== INFORMATION SHOWN
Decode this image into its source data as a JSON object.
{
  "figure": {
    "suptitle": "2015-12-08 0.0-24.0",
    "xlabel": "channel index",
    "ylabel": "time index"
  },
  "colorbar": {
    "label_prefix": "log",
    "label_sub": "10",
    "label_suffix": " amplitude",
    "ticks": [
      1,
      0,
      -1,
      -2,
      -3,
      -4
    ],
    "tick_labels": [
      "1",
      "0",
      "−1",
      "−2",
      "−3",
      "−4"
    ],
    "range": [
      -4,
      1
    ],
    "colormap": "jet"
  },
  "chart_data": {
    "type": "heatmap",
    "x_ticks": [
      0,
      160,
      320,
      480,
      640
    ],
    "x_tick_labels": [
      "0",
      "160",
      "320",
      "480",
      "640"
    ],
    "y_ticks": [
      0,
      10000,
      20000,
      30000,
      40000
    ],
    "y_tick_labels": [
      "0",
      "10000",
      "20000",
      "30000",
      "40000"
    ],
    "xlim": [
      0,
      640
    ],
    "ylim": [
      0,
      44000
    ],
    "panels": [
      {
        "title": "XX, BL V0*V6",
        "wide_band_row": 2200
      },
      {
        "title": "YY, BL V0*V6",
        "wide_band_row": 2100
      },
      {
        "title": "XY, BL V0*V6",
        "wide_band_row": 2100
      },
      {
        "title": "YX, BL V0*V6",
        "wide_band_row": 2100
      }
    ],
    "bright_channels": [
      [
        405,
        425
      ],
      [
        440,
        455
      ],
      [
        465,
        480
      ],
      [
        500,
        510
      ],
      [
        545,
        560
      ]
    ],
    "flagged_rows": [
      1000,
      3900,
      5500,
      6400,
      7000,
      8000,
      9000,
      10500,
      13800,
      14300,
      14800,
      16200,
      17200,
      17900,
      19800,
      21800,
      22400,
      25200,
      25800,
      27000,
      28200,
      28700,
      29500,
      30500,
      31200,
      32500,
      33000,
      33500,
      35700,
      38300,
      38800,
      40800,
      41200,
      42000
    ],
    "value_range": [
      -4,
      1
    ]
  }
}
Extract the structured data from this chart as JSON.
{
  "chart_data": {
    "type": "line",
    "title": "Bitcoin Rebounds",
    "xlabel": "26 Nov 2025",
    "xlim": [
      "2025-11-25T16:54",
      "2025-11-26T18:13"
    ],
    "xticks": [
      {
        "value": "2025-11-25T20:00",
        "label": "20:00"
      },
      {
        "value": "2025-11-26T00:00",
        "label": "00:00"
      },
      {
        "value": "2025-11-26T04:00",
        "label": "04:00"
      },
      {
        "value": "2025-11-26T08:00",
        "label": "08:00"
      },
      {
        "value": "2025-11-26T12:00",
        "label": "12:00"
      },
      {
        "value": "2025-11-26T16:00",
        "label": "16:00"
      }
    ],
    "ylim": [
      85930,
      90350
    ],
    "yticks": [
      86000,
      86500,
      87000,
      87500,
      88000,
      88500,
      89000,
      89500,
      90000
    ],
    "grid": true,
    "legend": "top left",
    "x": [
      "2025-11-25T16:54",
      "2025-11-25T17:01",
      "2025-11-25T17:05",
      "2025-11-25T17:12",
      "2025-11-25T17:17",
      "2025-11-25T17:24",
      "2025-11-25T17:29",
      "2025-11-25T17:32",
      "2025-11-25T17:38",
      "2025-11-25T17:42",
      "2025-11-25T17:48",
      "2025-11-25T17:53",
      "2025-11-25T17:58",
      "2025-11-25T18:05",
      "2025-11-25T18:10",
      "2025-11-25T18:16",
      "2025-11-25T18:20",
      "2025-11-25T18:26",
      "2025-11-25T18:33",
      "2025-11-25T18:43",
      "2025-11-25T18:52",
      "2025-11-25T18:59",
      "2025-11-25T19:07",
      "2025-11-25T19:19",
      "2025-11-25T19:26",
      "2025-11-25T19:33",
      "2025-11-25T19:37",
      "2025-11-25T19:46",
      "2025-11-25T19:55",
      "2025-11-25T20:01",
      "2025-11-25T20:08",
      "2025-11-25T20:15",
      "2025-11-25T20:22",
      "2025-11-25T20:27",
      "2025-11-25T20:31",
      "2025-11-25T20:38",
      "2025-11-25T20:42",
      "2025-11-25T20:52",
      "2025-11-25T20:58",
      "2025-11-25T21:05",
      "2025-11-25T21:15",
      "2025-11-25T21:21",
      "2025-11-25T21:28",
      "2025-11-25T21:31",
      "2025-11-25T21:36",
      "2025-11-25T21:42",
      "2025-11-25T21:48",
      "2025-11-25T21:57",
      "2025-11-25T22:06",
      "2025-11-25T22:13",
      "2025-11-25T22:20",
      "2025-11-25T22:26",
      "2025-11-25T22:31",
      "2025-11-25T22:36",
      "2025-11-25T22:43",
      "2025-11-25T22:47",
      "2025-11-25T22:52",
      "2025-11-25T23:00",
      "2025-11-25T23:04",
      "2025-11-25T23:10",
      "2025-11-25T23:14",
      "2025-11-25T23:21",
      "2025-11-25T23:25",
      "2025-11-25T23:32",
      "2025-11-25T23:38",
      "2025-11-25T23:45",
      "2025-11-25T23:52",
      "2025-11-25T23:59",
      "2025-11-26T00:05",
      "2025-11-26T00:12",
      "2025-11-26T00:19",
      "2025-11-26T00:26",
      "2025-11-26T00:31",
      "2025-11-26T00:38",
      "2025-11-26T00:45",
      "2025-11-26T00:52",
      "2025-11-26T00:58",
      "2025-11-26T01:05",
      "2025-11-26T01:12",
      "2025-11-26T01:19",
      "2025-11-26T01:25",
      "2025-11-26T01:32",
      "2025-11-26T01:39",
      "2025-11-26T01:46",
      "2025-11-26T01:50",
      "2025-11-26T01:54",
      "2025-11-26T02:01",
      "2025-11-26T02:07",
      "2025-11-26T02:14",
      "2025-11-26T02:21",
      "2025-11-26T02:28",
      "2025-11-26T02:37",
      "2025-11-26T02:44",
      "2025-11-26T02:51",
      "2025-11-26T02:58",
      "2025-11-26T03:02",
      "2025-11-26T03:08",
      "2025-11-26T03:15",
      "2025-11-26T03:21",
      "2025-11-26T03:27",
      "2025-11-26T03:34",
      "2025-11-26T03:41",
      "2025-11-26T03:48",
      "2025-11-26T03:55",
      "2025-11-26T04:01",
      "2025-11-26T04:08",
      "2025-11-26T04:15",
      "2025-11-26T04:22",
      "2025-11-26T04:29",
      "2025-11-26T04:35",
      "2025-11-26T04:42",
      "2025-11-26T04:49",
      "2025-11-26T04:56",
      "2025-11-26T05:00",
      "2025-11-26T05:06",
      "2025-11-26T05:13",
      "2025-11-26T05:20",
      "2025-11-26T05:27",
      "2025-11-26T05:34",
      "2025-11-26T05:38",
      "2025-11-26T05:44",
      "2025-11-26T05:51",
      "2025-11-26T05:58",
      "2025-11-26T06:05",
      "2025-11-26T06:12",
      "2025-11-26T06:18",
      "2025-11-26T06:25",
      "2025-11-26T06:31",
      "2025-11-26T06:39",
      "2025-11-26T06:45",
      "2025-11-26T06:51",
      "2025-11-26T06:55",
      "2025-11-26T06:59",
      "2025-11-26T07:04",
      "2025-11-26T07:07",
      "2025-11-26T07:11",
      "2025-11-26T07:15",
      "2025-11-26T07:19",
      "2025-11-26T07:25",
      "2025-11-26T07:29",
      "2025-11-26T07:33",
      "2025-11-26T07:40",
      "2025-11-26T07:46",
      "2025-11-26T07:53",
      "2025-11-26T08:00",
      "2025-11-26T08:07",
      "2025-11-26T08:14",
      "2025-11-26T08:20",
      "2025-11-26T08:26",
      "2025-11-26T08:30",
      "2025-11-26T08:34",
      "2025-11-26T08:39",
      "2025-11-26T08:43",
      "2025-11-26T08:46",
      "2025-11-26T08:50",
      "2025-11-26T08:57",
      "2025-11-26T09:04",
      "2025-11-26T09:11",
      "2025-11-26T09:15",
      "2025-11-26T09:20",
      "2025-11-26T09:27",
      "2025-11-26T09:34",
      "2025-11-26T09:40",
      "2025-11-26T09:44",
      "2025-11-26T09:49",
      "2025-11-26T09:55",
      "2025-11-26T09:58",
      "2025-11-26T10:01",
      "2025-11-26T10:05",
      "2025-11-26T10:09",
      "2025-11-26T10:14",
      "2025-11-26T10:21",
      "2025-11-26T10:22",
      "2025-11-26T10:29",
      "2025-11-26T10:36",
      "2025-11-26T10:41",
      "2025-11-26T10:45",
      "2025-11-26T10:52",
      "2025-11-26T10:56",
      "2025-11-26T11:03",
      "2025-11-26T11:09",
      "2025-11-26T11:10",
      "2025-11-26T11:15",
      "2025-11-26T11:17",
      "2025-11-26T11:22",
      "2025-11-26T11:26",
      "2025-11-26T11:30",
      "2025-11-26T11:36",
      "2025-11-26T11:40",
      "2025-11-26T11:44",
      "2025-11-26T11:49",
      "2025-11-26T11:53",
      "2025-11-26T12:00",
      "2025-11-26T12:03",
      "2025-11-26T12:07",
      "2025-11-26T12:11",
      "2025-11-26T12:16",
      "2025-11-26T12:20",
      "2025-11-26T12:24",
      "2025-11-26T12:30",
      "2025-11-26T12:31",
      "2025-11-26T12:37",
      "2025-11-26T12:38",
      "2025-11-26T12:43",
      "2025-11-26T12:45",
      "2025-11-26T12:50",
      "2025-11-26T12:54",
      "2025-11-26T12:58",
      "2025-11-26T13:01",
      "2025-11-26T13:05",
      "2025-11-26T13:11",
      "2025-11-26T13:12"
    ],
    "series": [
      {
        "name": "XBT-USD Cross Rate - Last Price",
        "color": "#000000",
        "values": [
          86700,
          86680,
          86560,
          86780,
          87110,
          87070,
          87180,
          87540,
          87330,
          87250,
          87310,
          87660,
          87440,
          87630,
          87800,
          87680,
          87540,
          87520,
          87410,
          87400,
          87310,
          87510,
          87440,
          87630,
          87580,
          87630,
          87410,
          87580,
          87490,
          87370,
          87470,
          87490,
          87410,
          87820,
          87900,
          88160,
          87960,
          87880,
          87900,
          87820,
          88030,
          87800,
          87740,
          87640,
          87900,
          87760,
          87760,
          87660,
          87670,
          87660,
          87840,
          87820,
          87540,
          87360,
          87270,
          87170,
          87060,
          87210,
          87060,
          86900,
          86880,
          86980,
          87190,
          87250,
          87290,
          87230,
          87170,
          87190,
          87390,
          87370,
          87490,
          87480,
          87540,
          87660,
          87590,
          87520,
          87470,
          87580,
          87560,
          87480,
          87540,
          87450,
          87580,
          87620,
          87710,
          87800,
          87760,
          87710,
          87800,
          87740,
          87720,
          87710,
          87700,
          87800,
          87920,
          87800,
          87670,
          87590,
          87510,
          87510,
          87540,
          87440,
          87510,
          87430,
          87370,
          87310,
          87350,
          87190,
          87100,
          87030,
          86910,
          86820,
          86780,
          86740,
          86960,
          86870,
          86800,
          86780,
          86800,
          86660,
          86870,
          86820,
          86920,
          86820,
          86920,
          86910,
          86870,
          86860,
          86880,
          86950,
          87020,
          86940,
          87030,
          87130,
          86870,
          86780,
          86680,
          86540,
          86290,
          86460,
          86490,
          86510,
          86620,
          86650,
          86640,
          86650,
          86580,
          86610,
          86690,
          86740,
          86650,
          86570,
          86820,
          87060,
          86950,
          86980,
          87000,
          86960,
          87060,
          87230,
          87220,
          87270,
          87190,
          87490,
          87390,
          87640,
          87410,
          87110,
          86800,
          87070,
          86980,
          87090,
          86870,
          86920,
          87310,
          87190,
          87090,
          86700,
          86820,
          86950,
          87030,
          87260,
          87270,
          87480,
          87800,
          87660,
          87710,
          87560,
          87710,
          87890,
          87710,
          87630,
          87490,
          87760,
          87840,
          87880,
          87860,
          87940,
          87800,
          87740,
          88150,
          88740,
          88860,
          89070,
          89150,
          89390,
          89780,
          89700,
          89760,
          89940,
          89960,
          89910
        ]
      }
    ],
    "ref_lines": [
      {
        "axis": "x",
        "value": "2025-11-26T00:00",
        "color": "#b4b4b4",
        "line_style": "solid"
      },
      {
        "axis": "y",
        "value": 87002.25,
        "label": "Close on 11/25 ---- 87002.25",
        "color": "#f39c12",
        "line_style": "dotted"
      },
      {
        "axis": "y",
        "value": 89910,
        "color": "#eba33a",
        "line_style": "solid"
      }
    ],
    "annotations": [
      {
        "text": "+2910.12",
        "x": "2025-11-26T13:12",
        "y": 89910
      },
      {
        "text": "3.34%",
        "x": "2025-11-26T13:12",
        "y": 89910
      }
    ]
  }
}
====
Which lines include the word "JSON"? Copy every one of them.

Decode this image into its source data as a JSON object.
Extract the structured data from this chart as JSON.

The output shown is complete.